## Work instructions
Copy each line below in which the string "image" occurs.

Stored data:
====================

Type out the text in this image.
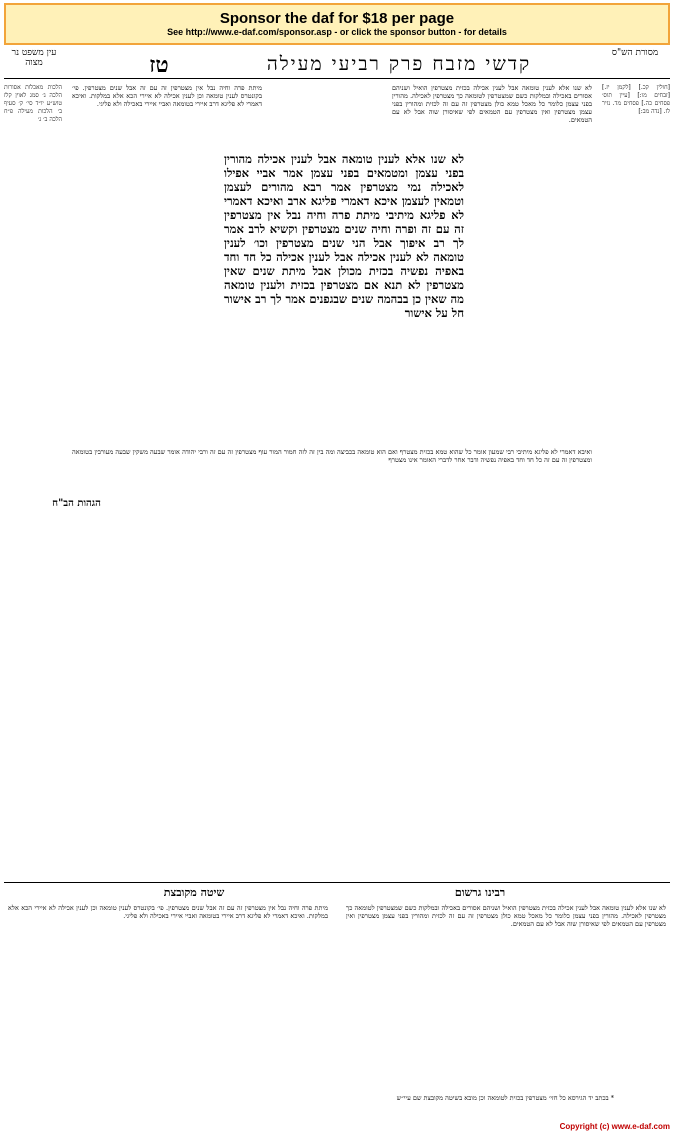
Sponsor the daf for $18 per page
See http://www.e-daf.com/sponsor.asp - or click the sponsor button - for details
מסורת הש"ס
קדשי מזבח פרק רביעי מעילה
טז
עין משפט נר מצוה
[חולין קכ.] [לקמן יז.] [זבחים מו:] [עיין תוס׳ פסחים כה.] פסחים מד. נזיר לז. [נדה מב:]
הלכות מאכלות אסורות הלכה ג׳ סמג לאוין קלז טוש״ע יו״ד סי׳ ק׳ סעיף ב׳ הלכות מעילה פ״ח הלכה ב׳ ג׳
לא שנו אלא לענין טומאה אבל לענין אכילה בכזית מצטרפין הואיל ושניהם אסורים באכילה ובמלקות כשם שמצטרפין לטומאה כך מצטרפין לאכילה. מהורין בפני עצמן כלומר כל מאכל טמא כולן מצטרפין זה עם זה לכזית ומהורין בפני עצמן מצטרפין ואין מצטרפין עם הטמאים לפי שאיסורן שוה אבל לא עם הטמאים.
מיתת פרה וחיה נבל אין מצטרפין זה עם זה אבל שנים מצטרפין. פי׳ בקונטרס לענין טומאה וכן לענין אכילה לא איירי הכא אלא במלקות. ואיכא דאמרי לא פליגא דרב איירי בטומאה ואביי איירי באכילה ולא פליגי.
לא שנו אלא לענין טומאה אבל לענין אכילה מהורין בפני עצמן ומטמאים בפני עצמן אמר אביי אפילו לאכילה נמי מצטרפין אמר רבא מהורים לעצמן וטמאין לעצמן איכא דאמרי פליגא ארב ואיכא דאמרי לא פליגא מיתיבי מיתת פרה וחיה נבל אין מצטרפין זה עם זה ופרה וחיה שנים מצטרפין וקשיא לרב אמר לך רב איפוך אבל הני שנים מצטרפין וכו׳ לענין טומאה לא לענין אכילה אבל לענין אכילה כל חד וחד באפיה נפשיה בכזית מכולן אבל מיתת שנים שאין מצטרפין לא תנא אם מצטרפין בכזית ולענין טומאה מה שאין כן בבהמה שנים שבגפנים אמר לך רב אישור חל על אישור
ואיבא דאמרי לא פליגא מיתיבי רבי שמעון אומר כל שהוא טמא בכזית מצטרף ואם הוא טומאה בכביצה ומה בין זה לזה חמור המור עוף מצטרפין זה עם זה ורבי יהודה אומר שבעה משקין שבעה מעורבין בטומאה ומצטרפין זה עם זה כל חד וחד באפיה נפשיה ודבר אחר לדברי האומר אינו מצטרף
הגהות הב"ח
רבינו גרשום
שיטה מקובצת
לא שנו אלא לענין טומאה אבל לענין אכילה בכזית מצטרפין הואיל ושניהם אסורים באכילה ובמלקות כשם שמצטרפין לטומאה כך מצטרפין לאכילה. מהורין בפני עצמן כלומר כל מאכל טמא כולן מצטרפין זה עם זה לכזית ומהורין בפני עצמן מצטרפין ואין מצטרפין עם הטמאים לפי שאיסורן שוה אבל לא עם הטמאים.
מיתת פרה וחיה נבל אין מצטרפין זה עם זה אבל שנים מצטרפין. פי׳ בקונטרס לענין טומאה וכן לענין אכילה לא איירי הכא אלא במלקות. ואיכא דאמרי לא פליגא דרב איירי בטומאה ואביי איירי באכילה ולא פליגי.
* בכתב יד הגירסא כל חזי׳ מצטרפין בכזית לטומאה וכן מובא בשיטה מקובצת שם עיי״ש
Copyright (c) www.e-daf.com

====================

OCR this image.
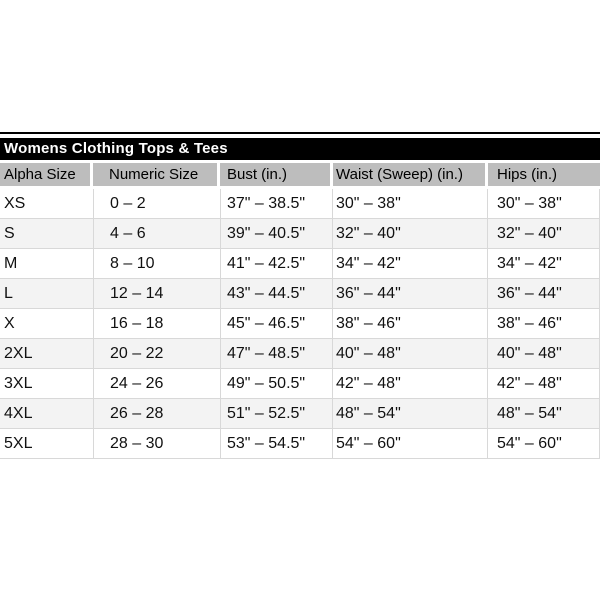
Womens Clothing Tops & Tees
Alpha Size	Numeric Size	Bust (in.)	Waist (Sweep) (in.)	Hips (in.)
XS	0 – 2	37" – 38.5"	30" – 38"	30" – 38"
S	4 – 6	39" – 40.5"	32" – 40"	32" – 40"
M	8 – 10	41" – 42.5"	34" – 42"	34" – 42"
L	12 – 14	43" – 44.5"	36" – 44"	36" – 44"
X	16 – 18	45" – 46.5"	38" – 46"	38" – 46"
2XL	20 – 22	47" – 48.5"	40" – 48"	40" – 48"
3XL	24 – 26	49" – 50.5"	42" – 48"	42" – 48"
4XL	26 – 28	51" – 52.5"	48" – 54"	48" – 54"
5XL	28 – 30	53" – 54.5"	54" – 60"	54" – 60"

====================

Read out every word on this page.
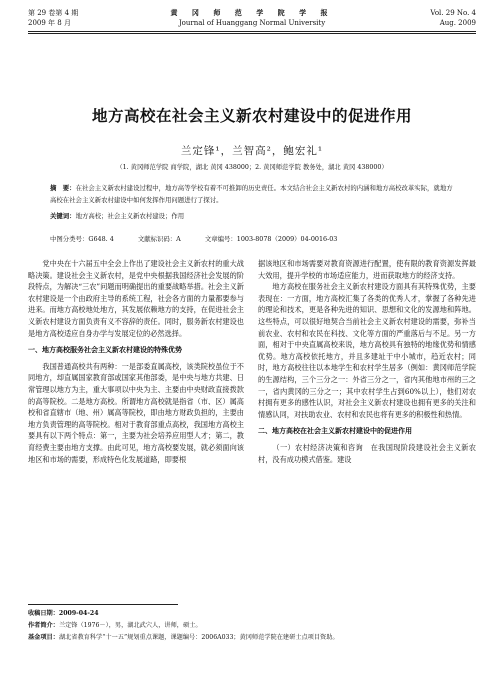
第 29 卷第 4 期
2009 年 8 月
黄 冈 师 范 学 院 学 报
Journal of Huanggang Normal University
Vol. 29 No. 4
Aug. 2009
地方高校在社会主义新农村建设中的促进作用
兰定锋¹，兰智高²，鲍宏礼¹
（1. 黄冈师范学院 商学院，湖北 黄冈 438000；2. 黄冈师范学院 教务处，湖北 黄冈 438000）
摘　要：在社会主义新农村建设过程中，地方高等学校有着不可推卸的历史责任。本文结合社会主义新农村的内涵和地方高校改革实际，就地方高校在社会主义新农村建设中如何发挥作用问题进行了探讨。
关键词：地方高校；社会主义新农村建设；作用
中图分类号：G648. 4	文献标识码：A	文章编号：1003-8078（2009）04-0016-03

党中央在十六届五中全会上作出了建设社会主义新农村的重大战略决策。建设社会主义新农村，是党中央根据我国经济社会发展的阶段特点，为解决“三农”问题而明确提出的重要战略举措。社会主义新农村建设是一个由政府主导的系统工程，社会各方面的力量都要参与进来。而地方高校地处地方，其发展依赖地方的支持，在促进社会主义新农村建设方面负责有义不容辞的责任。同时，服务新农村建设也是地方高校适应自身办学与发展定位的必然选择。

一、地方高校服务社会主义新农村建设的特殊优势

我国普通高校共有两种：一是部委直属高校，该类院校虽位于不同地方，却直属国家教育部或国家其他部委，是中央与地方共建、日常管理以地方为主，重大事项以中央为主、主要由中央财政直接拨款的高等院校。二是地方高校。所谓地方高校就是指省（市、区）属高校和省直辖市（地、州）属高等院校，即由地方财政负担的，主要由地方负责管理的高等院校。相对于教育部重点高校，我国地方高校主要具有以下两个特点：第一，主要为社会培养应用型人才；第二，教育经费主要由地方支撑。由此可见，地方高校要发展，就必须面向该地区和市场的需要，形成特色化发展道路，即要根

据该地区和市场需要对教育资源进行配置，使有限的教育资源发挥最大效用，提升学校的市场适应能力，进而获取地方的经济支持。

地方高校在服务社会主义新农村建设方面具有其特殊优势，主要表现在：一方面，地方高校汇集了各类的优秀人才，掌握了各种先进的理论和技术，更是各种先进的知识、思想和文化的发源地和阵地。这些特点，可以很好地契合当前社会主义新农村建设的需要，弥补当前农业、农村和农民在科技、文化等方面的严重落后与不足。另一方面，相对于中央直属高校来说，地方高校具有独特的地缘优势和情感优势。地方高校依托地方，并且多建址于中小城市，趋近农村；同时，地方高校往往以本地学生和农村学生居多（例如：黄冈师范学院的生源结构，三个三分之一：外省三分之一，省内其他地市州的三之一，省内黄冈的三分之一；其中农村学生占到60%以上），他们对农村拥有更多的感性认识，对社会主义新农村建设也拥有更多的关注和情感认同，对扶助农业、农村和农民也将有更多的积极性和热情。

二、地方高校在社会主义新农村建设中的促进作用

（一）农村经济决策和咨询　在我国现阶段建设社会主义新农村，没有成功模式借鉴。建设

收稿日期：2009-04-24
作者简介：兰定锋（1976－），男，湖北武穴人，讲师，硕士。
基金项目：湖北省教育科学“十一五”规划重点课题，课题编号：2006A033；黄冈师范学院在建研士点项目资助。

====================

## The answer
Type out the text in this image.
OCR this image.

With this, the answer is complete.